# Start of Data provided

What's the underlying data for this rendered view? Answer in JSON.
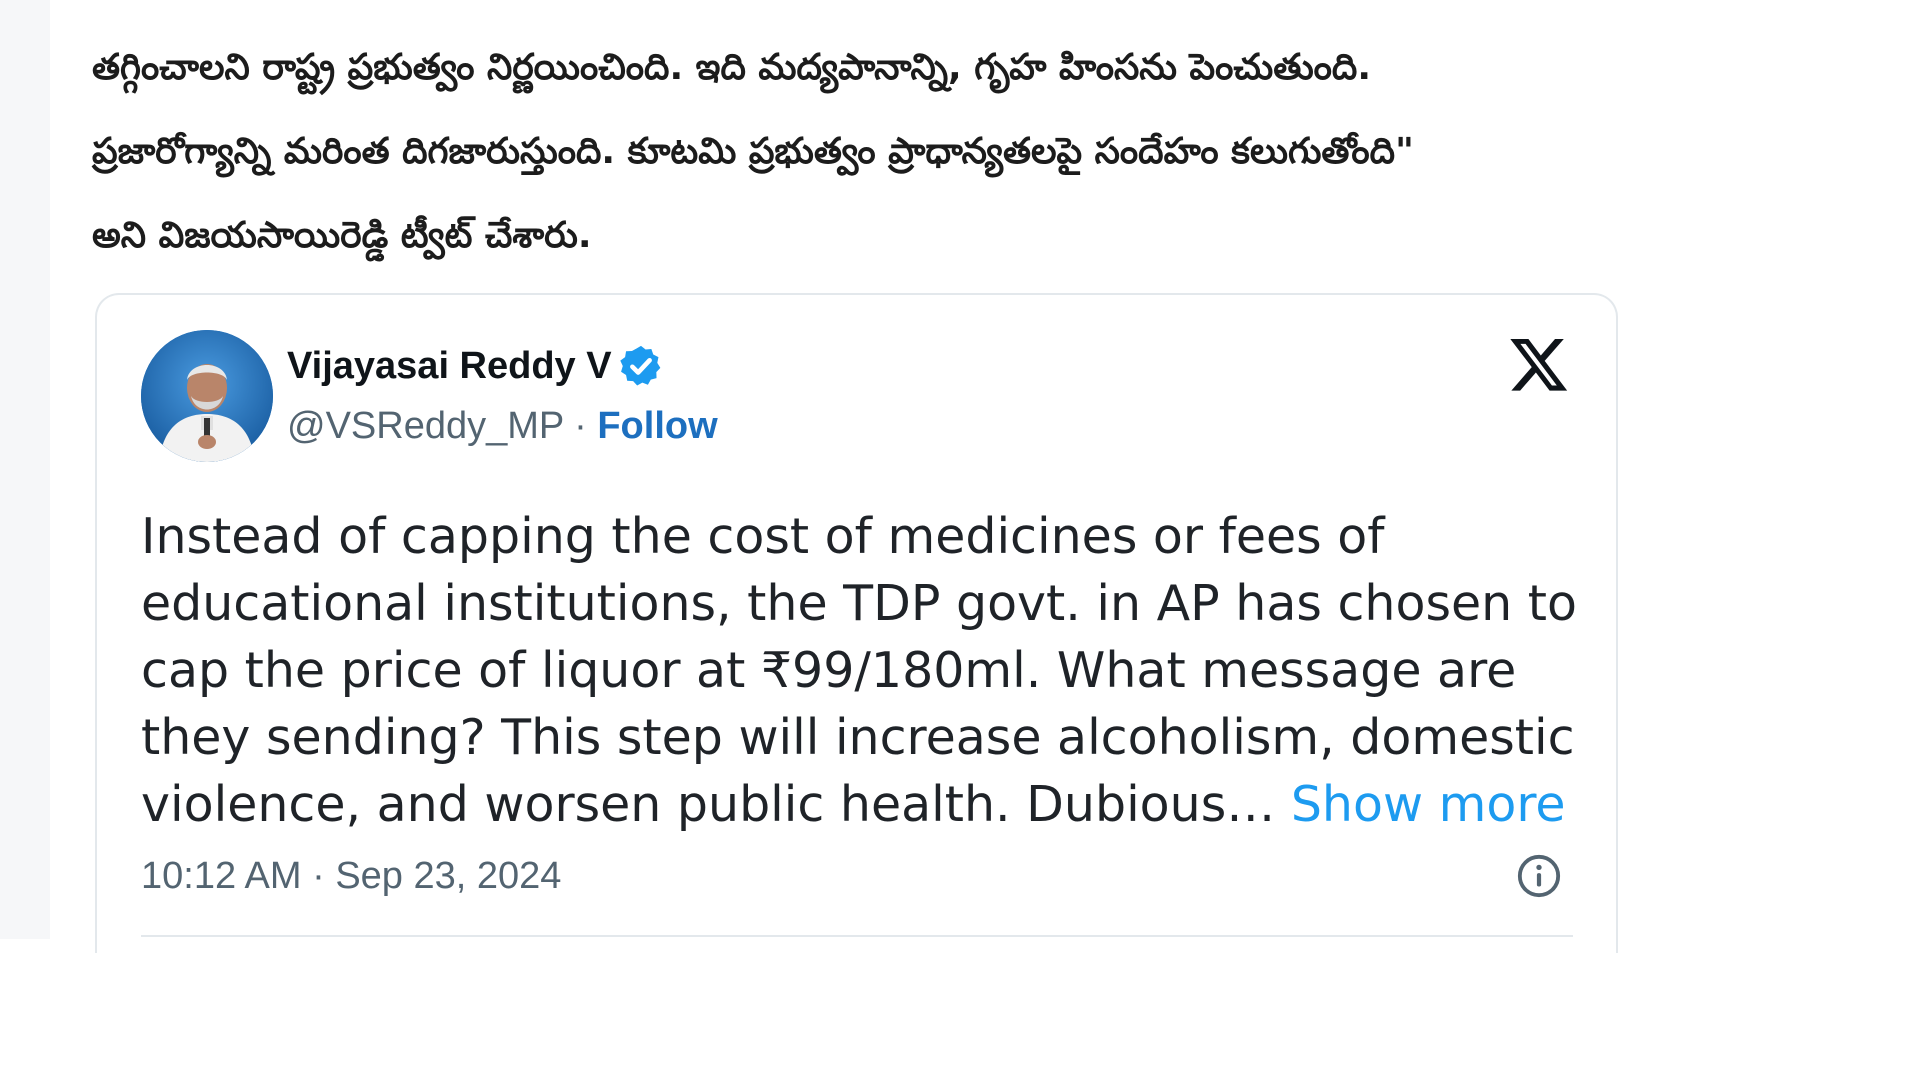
{
  "article": {
    "lines": [
      "తగ్గించాలని రాష్ట్ర ప్రభుత్వం నిర్ణయించింది. ఇది మద్యపానాన్ని, గృహ హింసను పెంచుతుంది.",
      "ప్రజారోగ్యాన్ని మరింత దిగజారుస్తుంది. కూటమి ప్రభుత్వం ప్రాధాన్యతలపై సందేహం కలుగుతోంది\"",
      "అని విజయసాయిరెడ్డి ట్వీట్ చేశారు."
    ]
  },
  "tweet": {
    "author_name": "Vijayasai Reddy V",
    "handle": "@VSReddy_MP",
    "separator": " · ",
    "follow_label": "Follow",
    "text_lines": [
      "Instead of capping the cost of medicines or fees of",
      "educational institutions, the TDP govt. in AP has chosen to",
      "cap the price of liquor at ₹99/180ml. What message are",
      "they sending? This step will increase alcoholism, domestic"
    ],
    "text_last_line": "violence, and worsen public health. Dubious… ",
    "show_more_label": "Show more",
    "timestamp": "10:12 AM · Sep 23, 2024",
    "icons": {
      "verified": "verified-badge-icon",
      "platform": "x-logo-icon",
      "info": "info-icon"
    }
  },
  "colors": {
    "link": "#1d9bf0",
    "follow": "#1d6fbf",
    "verified": "#1d9bf0",
    "muted": "#536471"
  }
}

# End of Data provided

All records should be output exactly, with the pictures left out.

§ **Reply**
What's the underlying data for this rendered view? Answer in JSON.
{
  "article": {
    "lines": [
      "తగ్గించాలని రాష్ట్ర ప్రభుత్వం నిర్ణయించింది. ఇది మద్యపానాన్ని, గృహ హింసను పెంచుతుంది.",
      "ప్రజారోగ్యాన్ని మరింత దిగజారుస్తుంది. కూటమి ప్రభుత్వం ప్రాధాన్యతలపై సందేహం కలుగుతోంది\"",
      "అని విజయసాయిరెడ్డి ట్వీట్ చేశారు."
    ]
  },
  "tweet": {
    "author_name": "Vijayasai Reddy V",
    "handle": "@VSReddy_MP",
    "separator": " · ",
    "follow_label": "Follow",
    "text_lines": [
      "Instead of capping the cost of medicines or fees of",
      "educational institutions, the TDP govt. in AP has chosen to",
      "cap the price of liquor at ₹99/180ml. What message are",
      "they sending? This step will increase alcoholism, domestic"
    ],
    "text_last_line": "violence, and worsen public health. Dubious… ",
    "show_more_label": "Show more",
    "timestamp": "10:12 AM · Sep 23, 2024",
    "icons": {
      "verified": "verified-badge-icon",
      "platform": "x-logo-icon",
      "info": "info-icon"
    }
  },
  "colors": {
    "link": "#1d9bf0",
    "follow": "#1d6fbf",
    "verified": "#1d9bf0",
    "muted": "#536471"
  }
}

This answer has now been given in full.